In full and without alteration, repeat the material.

Begin Data supplied

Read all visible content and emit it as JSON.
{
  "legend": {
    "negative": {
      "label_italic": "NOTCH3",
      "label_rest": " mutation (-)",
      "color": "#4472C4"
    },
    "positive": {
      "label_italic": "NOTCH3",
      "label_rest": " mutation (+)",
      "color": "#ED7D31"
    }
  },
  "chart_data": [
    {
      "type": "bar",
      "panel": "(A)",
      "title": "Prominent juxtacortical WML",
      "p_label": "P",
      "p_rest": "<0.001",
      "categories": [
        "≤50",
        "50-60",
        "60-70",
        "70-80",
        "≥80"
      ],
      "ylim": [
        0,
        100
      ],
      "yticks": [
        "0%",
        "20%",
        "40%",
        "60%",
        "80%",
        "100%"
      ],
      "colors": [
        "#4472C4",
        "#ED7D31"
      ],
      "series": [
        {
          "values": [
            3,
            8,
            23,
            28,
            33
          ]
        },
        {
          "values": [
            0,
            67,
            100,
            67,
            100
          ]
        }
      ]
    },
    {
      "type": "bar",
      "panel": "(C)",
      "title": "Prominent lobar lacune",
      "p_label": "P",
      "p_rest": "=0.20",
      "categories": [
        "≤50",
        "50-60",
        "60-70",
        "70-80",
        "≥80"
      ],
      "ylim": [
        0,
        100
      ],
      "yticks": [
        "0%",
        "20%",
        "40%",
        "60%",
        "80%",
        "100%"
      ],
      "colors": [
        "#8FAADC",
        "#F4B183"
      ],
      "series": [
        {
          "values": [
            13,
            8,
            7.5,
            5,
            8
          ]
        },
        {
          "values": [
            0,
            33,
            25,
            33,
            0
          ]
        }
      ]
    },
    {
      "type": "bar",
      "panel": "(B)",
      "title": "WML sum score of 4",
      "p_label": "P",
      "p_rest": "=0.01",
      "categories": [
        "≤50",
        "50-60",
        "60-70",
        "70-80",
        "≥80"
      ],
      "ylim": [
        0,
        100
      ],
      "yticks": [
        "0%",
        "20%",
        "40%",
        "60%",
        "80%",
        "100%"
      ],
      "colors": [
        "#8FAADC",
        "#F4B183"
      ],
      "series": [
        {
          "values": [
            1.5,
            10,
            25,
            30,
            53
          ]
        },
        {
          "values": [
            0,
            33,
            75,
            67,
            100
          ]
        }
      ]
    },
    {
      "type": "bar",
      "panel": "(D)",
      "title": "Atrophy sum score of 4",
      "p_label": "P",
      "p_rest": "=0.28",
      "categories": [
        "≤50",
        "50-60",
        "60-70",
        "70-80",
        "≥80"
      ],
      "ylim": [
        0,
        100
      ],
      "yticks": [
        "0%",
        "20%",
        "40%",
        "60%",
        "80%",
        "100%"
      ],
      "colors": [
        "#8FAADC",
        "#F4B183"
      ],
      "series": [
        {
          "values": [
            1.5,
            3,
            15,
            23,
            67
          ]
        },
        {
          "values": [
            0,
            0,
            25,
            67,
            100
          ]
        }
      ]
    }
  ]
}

End Data supplied

* Task output
Read all visible content and emit it as JSON.
{
  "legend": {
    "negative": {
      "label_italic": "NOTCH3",
      "label_rest": " mutation (-)",
      "color": "#4472C4"
    },
    "positive": {
      "label_italic": "NOTCH3",
      "label_rest": " mutation (+)",
      "color": "#ED7D31"
    }
  },
  "chart_data": [
    {
      "type": "bar",
      "panel": "(A)",
      "title": "Prominent juxtacortical WML",
      "p_label": "P",
      "p_rest": "<0.001",
      "categories": [
        "≤50",
        "50-60",
        "60-70",
        "70-80",
        "≥80"
      ],
      "ylim": [
        0,
        100
      ],
      "yticks": [
        "0%",
        "20%",
        "40%",
        "60%",
        "80%",
        "100%"
      ],
      "colors": [
        "#4472C4",
        "#ED7D31"
      ],
      "series": [
        {
          "values": [
            3,
            8,
            23,
            28,
            33
          ]
        },
        {
          "values": [
            0,
            67,
            100,
            67,
            100
          ]
        }
      ]
    },
    {
      "type": "bar",
      "panel": "(C)",
      "title": "Prominent lobar lacune",
      "p_label": "P",
      "p_rest": "=0.20",
      "categories": [
        "≤50",
        "50-60",
        "60-70",
        "70-80",
        "≥80"
      ],
      "ylim": [
        0,
        100
      ],
      "yticks": [
        "0%",
        "20%",
        "40%",
        "60%",
        "80%",
        "100%"
      ],
      "colors": [
        "#8FAADC",
        "#F4B183"
      ],
      "series": [
        {
          "values": [
            13,
            8,
            7.5,
            5,
            8
          ]
        },
        {
          "values": [
            0,
            33,
            25,
            33,
            0
          ]
        }
      ]
    },
    {
      "type": "bar",
      "panel": "(B)",
      "title": "WML sum score of 4",
      "p_label": "P",
      "p_rest": "=0.01",
      "categories": [
        "≤50",
        "50-60",
        "60-70",
        "70-80",
        "≥80"
      ],
      "ylim": [
        0,
        100
      ],
      "yticks": [
        "0%",
        "20%",
        "40%",
        "60%",
        "80%",
        "100%"
      ],
      "colors": [
        "#8FAADC",
        "#F4B183"
      ],
      "series": [
        {
          "values": [
            1.5,
            10,
            25,
            30,
            53
          ]
        },
        {
          "values": [
            0,
            33,
            75,
            67,
            100
          ]
        }
      ]
    },
    {
      "type": "bar",
      "panel": "(D)",
      "title": "Atrophy sum score of 4",
      "p_label": "P",
      "p_rest": "=0.28",
      "categories": [
        "≤50",
        "50-60",
        "60-70",
        "70-80",
        "≥80"
      ],
      "ylim": [
        0,
        100
      ],
      "yticks": [
        "0%",
        "20%",
        "40%",
        "60%",
        "80%",
        "100%"
      ],
      "colors": [
        "#8FAADC",
        "#F4B183"
      ],
      "series": [
        {
          "values": [
            1.5,
            3,
            15,
            23,
            67
          ]
        },
        {
          "values": [
            0,
            0,
            25,
            67,
            100
          ]
        }
      ]
    }
  ]
}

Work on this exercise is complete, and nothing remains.